**Records supplied**

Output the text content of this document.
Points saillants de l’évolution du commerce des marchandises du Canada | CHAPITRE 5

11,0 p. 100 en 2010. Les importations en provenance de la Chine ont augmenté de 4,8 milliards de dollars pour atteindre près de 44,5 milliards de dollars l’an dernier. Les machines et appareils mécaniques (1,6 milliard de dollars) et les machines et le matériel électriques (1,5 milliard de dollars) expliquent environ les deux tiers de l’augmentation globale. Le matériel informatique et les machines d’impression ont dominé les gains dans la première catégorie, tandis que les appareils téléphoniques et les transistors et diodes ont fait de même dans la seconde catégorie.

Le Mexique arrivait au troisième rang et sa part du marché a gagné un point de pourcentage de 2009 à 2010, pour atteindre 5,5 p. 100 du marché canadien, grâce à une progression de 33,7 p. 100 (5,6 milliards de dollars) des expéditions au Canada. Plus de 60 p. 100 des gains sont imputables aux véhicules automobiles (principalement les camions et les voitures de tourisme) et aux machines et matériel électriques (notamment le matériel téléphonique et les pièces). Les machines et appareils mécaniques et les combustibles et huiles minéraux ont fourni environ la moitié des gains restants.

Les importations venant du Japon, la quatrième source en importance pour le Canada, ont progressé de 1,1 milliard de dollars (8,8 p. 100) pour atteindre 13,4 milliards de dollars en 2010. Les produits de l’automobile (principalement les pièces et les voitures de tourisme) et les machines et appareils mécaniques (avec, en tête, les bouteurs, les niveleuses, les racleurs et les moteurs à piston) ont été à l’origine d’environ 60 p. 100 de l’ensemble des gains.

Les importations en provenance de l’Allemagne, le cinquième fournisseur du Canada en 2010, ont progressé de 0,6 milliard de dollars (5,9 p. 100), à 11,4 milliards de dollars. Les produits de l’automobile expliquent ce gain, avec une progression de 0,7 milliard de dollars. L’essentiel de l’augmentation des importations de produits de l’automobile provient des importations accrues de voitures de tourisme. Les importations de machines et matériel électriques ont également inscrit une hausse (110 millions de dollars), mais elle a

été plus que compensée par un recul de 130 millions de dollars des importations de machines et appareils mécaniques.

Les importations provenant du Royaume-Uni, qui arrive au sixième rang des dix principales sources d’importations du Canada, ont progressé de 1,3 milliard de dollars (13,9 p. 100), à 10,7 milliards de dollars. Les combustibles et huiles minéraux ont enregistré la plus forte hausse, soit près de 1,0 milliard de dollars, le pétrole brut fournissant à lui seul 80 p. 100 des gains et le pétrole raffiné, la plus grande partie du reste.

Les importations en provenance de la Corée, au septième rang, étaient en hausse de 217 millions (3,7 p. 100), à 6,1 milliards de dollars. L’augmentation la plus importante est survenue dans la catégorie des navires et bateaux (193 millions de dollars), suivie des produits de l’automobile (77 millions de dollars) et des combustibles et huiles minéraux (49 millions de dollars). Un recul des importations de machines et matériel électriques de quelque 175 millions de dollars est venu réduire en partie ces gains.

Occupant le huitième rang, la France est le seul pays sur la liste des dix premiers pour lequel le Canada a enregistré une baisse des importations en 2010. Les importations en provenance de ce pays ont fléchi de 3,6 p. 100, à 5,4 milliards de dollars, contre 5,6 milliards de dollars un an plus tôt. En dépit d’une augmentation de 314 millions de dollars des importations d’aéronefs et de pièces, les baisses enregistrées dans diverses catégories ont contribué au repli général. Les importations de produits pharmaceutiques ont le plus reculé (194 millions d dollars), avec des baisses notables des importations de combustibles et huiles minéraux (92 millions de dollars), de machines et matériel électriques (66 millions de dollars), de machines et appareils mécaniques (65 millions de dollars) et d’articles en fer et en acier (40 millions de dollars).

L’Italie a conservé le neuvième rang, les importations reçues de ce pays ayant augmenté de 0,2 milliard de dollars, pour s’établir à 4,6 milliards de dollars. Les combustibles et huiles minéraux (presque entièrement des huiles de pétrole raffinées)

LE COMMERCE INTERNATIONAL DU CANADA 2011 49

**Task objective**
Report how many lines include the word "pétrole". Give nothing but the number.

**Finished task**
2